• [Stated goal]
From the listing below, copy every line with the word "Cádiz".

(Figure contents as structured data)
▼
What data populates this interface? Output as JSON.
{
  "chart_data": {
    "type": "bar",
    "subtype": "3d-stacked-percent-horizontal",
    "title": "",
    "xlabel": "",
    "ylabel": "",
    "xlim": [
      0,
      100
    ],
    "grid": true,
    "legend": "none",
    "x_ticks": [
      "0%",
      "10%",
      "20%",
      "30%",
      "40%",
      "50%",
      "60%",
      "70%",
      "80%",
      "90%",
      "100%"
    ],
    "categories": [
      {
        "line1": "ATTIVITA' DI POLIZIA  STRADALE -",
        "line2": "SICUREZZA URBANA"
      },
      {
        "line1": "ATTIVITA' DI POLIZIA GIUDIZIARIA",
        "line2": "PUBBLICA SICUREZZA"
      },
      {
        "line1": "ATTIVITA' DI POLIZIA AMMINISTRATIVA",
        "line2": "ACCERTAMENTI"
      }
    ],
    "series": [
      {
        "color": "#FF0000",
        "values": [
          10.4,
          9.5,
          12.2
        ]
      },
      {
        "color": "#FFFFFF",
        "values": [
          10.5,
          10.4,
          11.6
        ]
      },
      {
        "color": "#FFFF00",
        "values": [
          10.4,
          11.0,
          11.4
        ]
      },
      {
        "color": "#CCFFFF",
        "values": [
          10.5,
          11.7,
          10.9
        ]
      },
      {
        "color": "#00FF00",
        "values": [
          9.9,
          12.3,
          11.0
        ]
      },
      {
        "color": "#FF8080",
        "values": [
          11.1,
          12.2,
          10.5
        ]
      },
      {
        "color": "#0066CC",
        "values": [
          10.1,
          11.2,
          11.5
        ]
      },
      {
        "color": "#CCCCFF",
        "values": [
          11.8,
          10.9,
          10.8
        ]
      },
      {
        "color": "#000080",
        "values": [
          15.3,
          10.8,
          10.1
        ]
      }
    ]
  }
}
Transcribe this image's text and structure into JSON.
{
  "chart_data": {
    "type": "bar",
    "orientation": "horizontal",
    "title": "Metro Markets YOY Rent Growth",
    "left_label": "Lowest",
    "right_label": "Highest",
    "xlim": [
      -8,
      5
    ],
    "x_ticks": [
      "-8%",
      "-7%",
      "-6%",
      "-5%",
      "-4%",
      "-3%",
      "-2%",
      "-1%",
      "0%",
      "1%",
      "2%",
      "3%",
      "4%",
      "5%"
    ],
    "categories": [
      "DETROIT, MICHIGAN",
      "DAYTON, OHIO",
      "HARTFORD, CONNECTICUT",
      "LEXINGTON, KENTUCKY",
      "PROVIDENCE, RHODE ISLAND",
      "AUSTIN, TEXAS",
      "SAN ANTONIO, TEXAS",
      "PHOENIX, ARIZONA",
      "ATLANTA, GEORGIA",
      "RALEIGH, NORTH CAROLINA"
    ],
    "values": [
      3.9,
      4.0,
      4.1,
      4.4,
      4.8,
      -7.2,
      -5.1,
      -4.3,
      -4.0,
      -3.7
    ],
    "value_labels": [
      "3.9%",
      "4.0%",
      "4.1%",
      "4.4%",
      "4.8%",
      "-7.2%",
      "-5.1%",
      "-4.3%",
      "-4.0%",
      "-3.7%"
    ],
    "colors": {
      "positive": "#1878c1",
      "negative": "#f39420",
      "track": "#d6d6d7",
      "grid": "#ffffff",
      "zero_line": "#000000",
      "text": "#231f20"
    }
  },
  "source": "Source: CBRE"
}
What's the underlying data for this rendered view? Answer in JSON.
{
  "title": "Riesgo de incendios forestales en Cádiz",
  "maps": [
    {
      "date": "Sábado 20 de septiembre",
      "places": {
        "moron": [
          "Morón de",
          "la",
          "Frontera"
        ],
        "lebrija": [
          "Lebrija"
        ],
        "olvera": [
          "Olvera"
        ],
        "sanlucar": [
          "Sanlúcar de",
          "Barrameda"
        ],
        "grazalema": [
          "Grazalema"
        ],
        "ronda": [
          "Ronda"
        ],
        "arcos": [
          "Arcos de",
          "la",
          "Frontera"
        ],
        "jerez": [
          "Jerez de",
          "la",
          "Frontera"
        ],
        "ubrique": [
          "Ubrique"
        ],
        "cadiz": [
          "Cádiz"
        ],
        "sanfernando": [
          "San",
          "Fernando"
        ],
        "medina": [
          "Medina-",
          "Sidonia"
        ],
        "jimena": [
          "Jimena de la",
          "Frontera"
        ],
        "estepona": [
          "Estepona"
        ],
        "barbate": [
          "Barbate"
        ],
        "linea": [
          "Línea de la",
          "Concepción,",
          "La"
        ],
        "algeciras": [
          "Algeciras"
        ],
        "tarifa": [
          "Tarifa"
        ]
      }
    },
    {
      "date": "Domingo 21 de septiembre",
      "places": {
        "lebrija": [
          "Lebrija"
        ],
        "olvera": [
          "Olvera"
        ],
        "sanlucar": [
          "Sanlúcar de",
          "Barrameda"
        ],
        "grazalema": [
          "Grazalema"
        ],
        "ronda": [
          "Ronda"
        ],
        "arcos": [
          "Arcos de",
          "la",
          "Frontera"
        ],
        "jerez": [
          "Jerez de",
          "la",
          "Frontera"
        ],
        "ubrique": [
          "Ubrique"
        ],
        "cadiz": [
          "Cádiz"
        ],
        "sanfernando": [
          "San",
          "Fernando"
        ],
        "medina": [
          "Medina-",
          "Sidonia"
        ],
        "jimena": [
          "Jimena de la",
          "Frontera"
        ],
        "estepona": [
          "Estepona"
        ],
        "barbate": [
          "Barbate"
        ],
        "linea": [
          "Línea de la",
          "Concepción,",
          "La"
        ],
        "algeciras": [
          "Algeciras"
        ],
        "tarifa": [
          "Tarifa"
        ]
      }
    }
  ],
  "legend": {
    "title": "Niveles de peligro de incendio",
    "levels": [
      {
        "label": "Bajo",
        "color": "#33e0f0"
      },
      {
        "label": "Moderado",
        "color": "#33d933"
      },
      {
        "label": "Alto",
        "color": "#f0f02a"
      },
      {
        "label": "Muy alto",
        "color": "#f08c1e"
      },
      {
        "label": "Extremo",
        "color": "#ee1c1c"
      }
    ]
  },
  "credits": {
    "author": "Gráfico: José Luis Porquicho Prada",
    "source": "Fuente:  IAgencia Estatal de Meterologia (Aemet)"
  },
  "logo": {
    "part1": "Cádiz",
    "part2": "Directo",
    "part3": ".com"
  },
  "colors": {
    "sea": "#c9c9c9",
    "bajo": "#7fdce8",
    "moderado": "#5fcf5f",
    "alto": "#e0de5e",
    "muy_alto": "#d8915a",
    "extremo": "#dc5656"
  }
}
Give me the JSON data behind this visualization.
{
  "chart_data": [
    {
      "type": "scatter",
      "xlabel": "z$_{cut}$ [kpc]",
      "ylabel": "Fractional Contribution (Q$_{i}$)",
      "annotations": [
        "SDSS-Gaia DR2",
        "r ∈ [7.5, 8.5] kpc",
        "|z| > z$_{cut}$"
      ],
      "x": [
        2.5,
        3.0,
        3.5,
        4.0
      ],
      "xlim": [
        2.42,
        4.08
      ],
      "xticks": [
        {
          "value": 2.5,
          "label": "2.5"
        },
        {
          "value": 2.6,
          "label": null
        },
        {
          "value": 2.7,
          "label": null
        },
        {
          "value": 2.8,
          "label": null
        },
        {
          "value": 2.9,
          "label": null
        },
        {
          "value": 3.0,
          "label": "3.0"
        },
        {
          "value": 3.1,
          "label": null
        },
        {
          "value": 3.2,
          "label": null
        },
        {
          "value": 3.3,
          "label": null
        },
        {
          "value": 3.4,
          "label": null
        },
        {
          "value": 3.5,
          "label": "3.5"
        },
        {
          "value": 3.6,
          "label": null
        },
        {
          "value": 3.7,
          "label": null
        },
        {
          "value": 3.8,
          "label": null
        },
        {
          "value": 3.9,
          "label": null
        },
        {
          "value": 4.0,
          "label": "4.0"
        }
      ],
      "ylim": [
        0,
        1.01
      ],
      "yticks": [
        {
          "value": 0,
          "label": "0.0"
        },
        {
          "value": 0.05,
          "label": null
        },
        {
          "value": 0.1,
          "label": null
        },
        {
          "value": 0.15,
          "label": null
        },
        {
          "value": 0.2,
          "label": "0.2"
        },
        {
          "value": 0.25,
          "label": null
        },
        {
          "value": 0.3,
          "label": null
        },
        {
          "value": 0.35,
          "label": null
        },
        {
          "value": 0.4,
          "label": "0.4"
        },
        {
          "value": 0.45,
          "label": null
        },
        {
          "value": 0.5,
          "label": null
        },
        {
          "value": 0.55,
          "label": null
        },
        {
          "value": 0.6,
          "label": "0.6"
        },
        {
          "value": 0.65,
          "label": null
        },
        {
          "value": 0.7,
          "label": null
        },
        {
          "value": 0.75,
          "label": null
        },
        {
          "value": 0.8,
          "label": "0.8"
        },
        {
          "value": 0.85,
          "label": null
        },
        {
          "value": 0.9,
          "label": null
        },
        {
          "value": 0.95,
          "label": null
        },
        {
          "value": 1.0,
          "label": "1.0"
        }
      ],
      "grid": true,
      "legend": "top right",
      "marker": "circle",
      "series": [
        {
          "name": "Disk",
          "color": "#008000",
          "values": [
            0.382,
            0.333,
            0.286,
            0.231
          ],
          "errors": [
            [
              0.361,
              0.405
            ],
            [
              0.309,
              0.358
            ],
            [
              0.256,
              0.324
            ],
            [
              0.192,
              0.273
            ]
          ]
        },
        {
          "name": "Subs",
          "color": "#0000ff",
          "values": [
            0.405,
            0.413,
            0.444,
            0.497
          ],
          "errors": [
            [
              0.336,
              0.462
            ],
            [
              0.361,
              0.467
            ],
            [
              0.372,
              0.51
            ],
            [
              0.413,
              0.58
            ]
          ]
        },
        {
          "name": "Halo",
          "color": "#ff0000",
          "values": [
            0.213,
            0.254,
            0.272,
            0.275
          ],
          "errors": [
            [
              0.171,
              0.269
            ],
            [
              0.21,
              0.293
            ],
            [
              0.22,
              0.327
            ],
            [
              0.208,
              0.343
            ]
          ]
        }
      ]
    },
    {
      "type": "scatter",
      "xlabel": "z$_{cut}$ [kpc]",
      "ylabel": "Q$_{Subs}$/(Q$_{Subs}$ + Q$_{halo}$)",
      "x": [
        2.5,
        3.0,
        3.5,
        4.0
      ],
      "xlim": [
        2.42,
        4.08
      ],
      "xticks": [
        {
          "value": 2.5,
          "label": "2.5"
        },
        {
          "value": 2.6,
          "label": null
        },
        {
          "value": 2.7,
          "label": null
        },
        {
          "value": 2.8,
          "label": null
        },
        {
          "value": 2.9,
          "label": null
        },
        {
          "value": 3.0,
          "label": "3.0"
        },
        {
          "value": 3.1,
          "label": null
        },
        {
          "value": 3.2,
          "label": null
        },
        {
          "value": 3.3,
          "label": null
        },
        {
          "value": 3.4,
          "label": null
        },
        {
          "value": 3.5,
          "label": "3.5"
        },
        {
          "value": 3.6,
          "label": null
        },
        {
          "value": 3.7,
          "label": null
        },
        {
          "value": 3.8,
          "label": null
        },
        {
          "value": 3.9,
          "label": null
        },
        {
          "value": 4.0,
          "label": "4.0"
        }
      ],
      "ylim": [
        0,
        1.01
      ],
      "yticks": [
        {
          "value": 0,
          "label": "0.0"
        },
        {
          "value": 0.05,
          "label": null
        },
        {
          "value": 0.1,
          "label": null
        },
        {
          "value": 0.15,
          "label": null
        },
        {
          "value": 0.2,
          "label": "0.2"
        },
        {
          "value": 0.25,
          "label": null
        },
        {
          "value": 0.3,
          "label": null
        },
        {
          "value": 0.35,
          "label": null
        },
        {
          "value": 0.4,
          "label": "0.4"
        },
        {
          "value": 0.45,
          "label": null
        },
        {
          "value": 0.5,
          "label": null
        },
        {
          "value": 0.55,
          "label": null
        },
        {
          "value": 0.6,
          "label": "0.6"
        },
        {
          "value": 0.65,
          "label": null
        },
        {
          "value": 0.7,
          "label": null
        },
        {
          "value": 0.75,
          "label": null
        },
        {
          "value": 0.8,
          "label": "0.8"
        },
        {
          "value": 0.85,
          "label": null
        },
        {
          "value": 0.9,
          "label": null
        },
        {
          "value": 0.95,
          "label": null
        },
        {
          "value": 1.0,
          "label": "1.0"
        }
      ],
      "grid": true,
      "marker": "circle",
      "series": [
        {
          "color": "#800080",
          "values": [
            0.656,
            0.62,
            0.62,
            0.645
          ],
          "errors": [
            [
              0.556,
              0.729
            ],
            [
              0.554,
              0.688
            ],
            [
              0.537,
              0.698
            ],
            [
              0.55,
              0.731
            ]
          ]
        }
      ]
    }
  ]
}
▲
• [Worked answer]
  "title": "Riesgo de incendios forestales en Cádiz",
          "Cádiz"
          "Cádiz"
    "part1": "Cádiz",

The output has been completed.